## Begin PROVIDED RECORDS

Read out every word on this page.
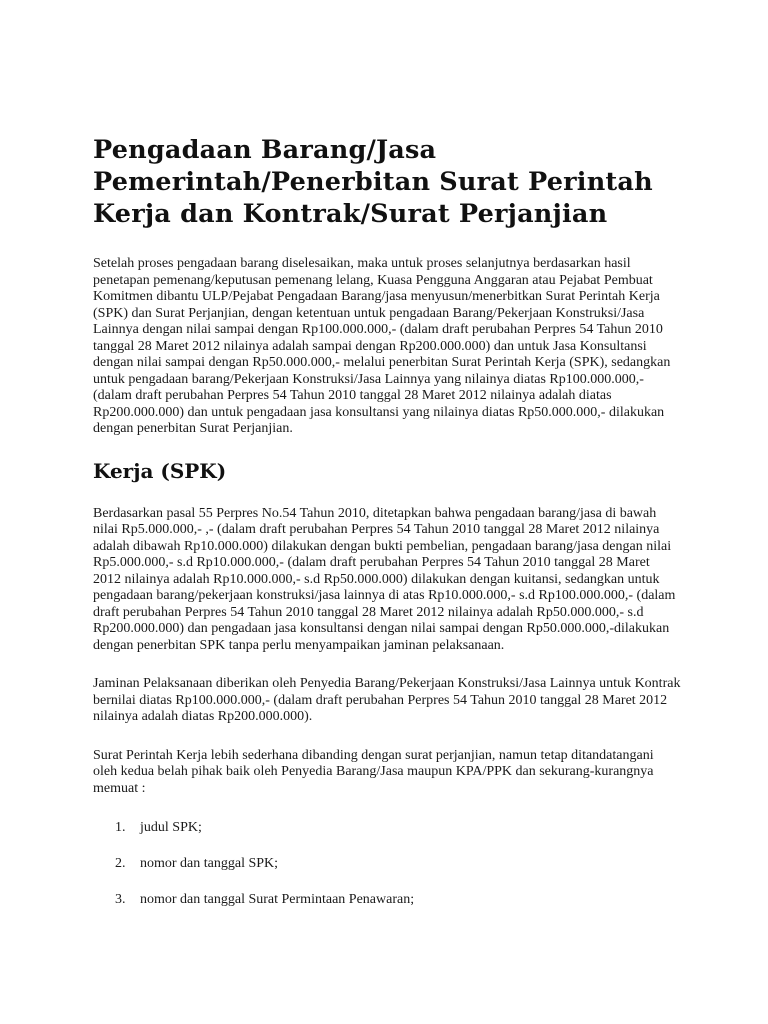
Pengadaan Barang/Jasa Pemerintah/Penerbitan Surat Perintah Kerja dan Kontrak/Surat Perjanjian

Setelah proses pengadaan barang diselesaikan, maka untuk proses selanjutnya berdasarkan hasil penetapan pemenang/keputusan pemenang lelang, Kuasa Pengguna Anggaran atau Pejabat Pembuat Komitmen dibantu ULP/Pejabat Pengadaan Barang/jasa menyusun/menerbitkan Surat Perintah Kerja (SPK) dan Surat Perjanjian, dengan ketentuan untuk pengadaan Barang/Pekerjaan Konstruksi/Jasa Lainnya dengan nilai sampai dengan Rp100.000.000,- (dalam draft perubahan Perpres 54 Tahun 2010 tanggal 28 Maret 2012 nilainya adalah sampai dengan Rp200.000.000) dan untuk Jasa Konsultansi dengan nilai sampai dengan Rp50.000.000,- melalui penerbitan Surat Perintah Kerja (SPK), sedangkan untuk pengadaan barang/Pekerjaan Konstruksi/Jasa Lainnya yang nilainya diatas Rp100.000.000,- (dalam draft perubahan Perpres 54 Tahun 2010 tanggal 28 Maret 2012 nilainya adalah diatas Rp200.000.000) dan untuk pengadaan jasa konsultansi yang nilainya diatas Rp50.000.000,- dilakukan dengan penerbitan Surat Perjanjian.

Kerja (SPK)

Berdasarkan pasal 55 Perpres No.54 Tahun 2010, ditetapkan bahwa pengadaan barang/jasa di bawah nilai Rp5.000.000,- ,- (dalam draft perubahan Perpres 54 Tahun 2010 tanggal 28 Maret 2012 nilainya adalah dibawah Rp10.000.000) dilakukan dengan bukti pembelian, pengadaan barang/jasa dengan nilai Rp5.000.000,- s.d Rp10.000.000,- (dalam draft perubahan Perpres 54 Tahun 2010 tanggal 28 Maret 2012 nilainya adalah Rp10.000.000,- s.d Rp50.000.000) dilakukan dengan kuitansi, sedangkan untuk pengadaan barang/pekerjaan konstruksi/jasa lainnya di atas Rp10.000.000,- s.d Rp100.000.000,- (dalam draft perubahan Perpres 54 Tahun 2010 tanggal 28 Maret 2012 nilainya adalah Rp50.000.000,- s.d Rp200.000.000) dan pengadaan jasa konsultansi dengan nilai sampai dengan Rp50.000.000,-dilakukan dengan penerbitan SPK tanpa perlu menyampaikan jaminan pelaksanaan.

Jaminan Pelaksanaan diberikan oleh Penyedia Barang/Pekerjaan Konstruksi/Jasa Lainnya untuk Kontrak bernilai diatas Rp100.000.000,- (dalam draft perubahan Perpres 54 Tahun 2010 tanggal 28 Maret 2012 nilainya adalah diatas Rp200.000.000).

Surat Perintah Kerja lebih sederhana dibanding dengan surat perjanjian, namun tetap ditandatangani oleh kedua belah pihak baik oleh Penyedia Barang/Jasa maupun KPA/PPK dan sekurang-kurangnya memuat :

1.	judul SPK;
2.	nomor dan tanggal SPK;
3.	nomor dan tanggal Surat Permintaan Penawaran;
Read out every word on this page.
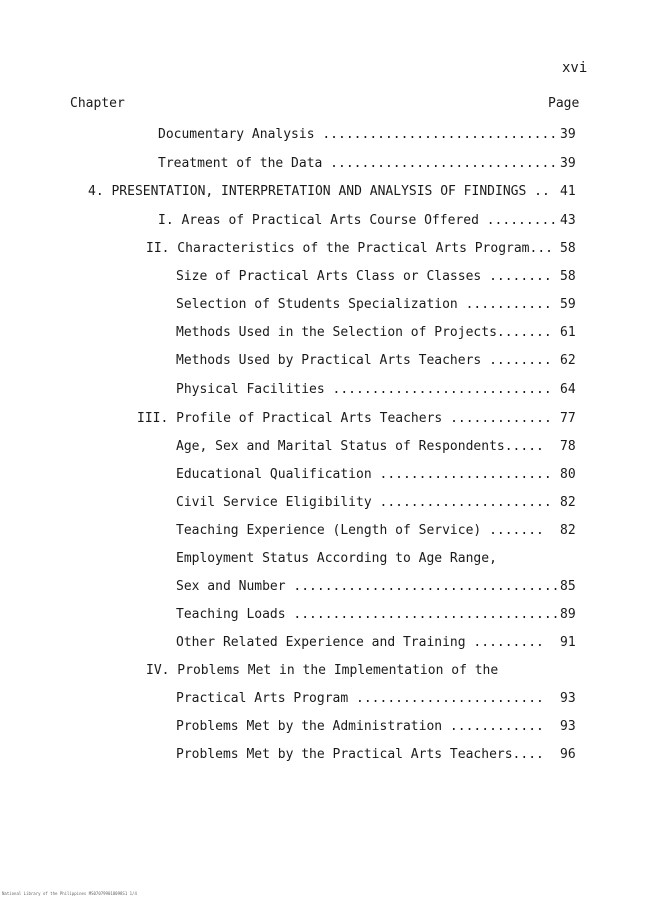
xvi
Chapter	Page
Documentary Analysis .............................. 39
Treatment of the Data ............................. 39
4. PRESENTATION, INTERPRETATION AND ANALYSIS OF FINDINGS .. 41
I. Areas of Practical Arts Course Offered ......... 43
II. Characteristics of the Practical Arts Program... 58
Size of Practical Arts Class or Classes ........ 58
Selection of Students Specialization ........... 59
Methods Used in the Selection of Projects....... 61
Methods Used by Practical Arts Teachers ........ 62
Physical Facilities ............................ 64
III. Profile of Practical Arts Teachers ............. 77
Age, Sex and Marital Status of Respondents..... 78
Educational Qualification ...................... 80
Civil Service Eligibility ...................... 82
Teaching Experience (Length of Service) ....... 82
Employment Status According to Age Range,
Sex and Number .................................. 85
Teaching Loads .................................. 89
Other Related Experience and Training ......... 91
IV. Problems Met in the Implementation of the
Practical Arts Program ........................ 93
Problems Met by the Administration ............ 93
Problems Met by the Practical Arts Teachers.... 96
National Library of the Philippines MS070799018098S1 1/4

## End PROVIDED RECORDS

INSTRUCTIONS FOR THE TASK: Identify each line of the material where the word "Arts" shows up, and copy it.

OUTPUT OF THE TASK:
I. Areas of Practical Arts Course Offered ......... 43
II. Characteristics of the Practical Arts Program... 58
Size of Practical Arts Class or Classes ........ 58
Methods Used by Practical Arts Teachers ........ 62
III. Profile of Practical Arts Teachers ............. 77
Practical Arts Program ........................ 93
Problems Met by the Practical Arts Teachers.... 96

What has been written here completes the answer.